Will you return word for word the entries from the very first line through the line containing "trading-card: Humpback Whale", including both of those lines?

- **Given records**:

--------------------------------

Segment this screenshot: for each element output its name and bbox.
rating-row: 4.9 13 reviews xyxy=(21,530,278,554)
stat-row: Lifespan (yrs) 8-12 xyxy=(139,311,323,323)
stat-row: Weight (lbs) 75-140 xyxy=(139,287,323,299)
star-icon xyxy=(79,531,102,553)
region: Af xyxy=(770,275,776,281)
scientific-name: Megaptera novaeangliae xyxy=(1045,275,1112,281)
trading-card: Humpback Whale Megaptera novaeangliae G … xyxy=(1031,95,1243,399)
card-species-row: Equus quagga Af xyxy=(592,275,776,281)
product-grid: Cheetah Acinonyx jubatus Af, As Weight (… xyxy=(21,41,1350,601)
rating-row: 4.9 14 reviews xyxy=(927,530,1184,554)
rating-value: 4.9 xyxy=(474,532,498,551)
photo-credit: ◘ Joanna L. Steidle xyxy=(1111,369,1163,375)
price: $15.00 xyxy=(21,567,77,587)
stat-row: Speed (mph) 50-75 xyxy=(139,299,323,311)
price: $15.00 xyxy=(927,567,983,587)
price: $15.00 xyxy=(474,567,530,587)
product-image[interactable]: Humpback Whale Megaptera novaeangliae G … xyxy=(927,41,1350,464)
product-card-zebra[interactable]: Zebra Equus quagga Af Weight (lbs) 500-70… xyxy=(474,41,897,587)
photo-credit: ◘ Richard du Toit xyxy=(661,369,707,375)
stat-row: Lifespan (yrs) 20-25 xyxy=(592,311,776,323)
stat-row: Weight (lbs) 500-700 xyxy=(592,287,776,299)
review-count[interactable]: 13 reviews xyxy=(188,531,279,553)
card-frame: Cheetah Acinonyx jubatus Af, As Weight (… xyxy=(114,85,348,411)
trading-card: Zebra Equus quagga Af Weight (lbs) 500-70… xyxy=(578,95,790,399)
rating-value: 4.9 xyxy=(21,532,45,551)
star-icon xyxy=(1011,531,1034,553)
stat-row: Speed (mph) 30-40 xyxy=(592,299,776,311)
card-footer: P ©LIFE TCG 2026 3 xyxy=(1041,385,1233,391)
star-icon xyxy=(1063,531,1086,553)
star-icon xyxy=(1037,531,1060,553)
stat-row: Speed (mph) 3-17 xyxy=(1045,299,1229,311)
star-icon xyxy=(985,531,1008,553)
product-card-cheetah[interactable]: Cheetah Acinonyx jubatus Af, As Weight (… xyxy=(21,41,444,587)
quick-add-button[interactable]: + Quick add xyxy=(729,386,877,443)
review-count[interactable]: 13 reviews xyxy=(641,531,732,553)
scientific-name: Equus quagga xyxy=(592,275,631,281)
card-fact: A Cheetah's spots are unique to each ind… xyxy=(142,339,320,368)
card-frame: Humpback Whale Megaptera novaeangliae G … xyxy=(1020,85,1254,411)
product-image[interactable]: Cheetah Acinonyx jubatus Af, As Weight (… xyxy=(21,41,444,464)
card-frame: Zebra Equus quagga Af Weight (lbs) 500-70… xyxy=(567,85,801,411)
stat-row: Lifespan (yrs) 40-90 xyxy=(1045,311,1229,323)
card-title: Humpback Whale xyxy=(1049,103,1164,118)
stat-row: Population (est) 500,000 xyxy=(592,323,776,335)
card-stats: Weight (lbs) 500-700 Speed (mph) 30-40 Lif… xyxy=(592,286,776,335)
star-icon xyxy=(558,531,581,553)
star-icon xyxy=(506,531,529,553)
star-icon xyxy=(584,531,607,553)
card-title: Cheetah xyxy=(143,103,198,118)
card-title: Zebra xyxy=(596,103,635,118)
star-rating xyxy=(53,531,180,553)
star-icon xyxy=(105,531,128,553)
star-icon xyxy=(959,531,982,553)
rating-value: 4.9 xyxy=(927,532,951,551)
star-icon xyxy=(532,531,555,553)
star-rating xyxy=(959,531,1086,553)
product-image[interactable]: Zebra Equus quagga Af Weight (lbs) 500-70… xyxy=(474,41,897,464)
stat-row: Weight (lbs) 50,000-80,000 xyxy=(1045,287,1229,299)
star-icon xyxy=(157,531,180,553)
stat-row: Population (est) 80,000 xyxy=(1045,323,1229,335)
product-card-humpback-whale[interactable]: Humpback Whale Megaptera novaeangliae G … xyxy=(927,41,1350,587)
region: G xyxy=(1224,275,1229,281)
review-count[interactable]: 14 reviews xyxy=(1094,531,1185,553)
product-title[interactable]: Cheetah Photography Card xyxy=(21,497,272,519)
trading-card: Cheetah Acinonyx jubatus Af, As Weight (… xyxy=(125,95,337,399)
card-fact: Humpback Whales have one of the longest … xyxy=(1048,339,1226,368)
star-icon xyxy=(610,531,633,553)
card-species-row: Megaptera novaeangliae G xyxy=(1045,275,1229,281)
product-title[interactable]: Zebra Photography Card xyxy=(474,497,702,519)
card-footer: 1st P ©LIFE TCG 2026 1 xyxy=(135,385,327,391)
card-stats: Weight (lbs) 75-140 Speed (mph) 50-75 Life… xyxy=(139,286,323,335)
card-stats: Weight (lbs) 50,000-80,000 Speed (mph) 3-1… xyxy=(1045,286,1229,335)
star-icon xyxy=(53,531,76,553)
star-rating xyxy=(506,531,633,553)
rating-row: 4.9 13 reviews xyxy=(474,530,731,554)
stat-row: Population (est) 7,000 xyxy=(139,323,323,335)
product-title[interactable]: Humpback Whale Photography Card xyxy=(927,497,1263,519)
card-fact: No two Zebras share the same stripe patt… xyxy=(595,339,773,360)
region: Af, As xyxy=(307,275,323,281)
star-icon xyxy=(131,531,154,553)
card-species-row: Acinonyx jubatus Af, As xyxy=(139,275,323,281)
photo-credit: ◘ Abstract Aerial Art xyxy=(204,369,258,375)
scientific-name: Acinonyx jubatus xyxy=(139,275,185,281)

--------------------------------

- **Exercise solution**:
Segment this screenshot: for each element output its name and bbox.
rating-row: 4.9 13 reviews xyxy=(21,530,278,554)
stat-row: Lifespan (yrs) 8-12 xyxy=(139,311,323,323)
stat-row: Weight (lbs) 75-140 xyxy=(139,287,323,299)
star-icon xyxy=(79,531,102,553)
region: Af xyxy=(770,275,776,281)
scientific-name: Megaptera novaeangliae xyxy=(1045,275,1112,281)
trading-card: Humpback Whale Megaptera novaeangliae G … xyxy=(1031,95,1243,399)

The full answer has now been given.